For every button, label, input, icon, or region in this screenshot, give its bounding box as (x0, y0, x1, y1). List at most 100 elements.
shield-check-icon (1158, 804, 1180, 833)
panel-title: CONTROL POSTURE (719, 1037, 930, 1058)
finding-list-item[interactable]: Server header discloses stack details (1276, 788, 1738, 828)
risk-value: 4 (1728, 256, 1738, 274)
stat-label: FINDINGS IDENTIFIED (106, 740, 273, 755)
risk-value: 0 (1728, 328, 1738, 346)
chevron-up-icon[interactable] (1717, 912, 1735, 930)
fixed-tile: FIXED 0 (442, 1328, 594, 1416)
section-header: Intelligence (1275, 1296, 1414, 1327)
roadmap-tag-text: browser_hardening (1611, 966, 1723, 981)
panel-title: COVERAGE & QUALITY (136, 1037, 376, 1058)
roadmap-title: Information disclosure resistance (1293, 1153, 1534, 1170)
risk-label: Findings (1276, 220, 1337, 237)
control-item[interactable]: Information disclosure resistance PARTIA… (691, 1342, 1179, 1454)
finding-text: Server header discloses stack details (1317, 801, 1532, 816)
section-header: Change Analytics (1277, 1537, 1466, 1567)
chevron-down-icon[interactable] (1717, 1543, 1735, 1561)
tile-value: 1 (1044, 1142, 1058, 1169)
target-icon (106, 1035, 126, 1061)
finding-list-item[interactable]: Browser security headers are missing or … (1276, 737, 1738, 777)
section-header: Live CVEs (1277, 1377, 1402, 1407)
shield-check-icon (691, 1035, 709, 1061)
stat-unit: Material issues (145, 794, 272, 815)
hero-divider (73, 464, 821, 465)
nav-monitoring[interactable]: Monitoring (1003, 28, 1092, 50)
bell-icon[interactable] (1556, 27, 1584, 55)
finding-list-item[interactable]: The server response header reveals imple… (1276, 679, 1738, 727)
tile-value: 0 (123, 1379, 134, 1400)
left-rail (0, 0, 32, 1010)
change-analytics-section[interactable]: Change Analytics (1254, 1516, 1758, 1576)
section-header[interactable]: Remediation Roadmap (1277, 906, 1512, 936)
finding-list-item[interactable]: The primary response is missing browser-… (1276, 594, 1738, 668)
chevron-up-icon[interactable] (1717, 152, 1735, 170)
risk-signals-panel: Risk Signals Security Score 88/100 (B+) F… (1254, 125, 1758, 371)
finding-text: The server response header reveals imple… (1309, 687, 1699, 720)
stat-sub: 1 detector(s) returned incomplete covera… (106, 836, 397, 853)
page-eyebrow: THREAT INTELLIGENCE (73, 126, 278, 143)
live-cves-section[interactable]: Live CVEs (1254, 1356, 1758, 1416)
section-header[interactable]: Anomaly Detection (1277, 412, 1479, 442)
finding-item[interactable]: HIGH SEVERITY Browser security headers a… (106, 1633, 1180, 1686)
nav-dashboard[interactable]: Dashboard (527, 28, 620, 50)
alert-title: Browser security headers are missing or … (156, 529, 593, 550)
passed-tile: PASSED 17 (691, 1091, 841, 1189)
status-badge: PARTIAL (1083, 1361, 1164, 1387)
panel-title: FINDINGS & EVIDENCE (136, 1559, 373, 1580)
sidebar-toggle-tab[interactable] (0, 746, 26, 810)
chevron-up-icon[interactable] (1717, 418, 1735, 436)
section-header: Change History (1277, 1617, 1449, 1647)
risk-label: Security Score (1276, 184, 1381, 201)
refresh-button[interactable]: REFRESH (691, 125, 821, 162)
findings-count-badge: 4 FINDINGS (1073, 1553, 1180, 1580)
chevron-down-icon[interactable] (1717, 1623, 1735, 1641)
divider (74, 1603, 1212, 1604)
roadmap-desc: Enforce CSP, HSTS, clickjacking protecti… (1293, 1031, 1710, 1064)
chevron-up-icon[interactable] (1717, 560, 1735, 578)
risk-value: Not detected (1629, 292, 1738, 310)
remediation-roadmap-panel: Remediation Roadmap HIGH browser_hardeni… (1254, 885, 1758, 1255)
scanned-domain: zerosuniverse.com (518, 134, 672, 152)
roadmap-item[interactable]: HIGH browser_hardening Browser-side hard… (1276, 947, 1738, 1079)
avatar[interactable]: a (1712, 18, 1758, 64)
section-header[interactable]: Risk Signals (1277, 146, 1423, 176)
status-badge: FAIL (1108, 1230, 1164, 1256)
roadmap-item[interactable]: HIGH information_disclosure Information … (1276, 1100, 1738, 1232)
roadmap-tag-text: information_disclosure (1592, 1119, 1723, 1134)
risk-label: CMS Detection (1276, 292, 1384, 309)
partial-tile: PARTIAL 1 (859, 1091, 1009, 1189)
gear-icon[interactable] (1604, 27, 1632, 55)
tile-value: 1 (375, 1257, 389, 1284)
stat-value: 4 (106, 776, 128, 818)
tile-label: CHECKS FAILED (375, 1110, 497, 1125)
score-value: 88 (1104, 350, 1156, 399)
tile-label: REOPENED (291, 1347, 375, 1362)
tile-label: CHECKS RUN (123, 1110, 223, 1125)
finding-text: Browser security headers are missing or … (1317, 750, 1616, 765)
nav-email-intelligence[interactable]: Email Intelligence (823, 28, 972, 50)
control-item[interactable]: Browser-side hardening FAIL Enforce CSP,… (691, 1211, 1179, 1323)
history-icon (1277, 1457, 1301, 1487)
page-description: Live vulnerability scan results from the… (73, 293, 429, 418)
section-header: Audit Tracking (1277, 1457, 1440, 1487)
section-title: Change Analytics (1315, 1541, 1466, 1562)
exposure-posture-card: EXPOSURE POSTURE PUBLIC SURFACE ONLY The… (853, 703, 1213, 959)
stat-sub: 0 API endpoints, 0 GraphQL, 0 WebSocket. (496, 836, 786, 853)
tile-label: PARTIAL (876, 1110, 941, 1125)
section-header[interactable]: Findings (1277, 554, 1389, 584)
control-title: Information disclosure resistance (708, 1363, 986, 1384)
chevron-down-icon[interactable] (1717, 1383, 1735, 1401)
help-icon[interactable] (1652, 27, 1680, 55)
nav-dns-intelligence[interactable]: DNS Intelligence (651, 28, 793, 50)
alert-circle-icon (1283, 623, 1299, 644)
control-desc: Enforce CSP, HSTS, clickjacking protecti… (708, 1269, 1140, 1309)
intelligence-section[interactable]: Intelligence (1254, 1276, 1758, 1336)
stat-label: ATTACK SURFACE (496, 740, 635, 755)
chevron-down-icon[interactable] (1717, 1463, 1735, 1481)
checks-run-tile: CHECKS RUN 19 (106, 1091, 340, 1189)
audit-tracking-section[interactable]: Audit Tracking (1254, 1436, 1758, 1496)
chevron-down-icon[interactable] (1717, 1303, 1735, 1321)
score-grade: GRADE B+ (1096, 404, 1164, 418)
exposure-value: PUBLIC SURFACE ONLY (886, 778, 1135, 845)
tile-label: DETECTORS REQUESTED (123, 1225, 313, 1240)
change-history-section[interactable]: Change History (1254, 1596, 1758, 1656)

====

Please reproduce the stretch of the material from its very start through the line containing "risk-label: Findings (1276, 220, 1337, 237)", including that line, word for word.

_Output for this task_
For every button, label, input, icon, or region in this screenshot, give its bounding box as (x0, y0, x1, y1). List at most 100 elements.
shield-check-icon (1158, 804, 1180, 833)
panel-title: CONTROL POSTURE (719, 1037, 930, 1058)
finding-list-item[interactable]: Server header discloses stack details (1276, 788, 1738, 828)
risk-value: 4 (1728, 256, 1738, 274)
stat-label: FINDINGS IDENTIFIED (106, 740, 273, 755)
risk-value: 0 (1728, 328, 1738, 346)
chevron-up-icon[interactable] (1717, 912, 1735, 930)
fixed-tile: FIXED 0 (442, 1328, 594, 1416)
section-header: Intelligence (1275, 1296, 1414, 1327)
roadmap-tag-text: browser_hardening (1611, 966, 1723, 981)
panel-title: COVERAGE & QUALITY (136, 1037, 376, 1058)
roadmap-title: Information disclosure resistance (1293, 1153, 1534, 1170)
risk-label: Findings (1276, 220, 1337, 237)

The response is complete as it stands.